#### [DIRECTIONS]
Find the string "tiga" in the records. Copy every line it appears in.

---------- RECORDS FOR THIS EXERCISE

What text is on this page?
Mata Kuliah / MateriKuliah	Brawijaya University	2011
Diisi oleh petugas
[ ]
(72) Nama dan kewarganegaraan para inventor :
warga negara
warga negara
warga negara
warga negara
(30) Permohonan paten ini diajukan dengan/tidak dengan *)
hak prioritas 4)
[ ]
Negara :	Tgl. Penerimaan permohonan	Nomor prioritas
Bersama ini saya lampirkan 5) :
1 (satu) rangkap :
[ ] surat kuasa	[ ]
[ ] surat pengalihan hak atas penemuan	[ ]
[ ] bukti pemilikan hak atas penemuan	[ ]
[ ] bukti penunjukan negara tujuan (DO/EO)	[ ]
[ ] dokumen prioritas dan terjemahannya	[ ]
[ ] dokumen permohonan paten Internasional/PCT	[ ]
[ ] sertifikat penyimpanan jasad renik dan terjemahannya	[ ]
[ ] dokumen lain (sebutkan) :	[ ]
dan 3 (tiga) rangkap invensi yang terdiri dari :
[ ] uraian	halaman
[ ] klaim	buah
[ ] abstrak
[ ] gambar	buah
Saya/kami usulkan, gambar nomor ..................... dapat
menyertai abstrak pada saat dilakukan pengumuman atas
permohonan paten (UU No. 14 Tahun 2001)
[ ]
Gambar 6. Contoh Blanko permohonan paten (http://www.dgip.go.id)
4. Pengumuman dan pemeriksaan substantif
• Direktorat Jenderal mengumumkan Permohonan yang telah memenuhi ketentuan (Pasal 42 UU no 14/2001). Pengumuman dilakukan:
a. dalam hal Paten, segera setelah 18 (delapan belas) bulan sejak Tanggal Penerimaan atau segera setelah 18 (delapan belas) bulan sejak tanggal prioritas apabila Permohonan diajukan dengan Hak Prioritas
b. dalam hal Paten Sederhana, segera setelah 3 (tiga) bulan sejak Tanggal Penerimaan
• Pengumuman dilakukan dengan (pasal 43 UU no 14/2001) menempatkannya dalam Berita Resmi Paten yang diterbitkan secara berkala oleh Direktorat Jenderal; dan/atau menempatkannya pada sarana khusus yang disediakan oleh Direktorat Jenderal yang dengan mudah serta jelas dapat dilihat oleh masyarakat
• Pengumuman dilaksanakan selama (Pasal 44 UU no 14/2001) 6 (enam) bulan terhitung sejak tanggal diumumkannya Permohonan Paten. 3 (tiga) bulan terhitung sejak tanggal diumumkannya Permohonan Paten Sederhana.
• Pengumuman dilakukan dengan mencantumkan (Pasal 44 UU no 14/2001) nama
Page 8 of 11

--------------------

#### [THE RESULT]
dan 3 (tiga) rangkap invensi yang terdiri dari :
b. dalam hal Paten Sederhana, segera setelah 3 (tiga) bulan sejak Tanggal Penerimaan
• Pengumuman dilaksanakan selama (Pasal 44 UU no 14/2001) 6 (enam) bulan terhitung sejak tanggal diumumkannya Permohonan Paten. 3 (tiga) bulan terhitung sejak tanggal diumumkannya Permohonan Paten Sederhana.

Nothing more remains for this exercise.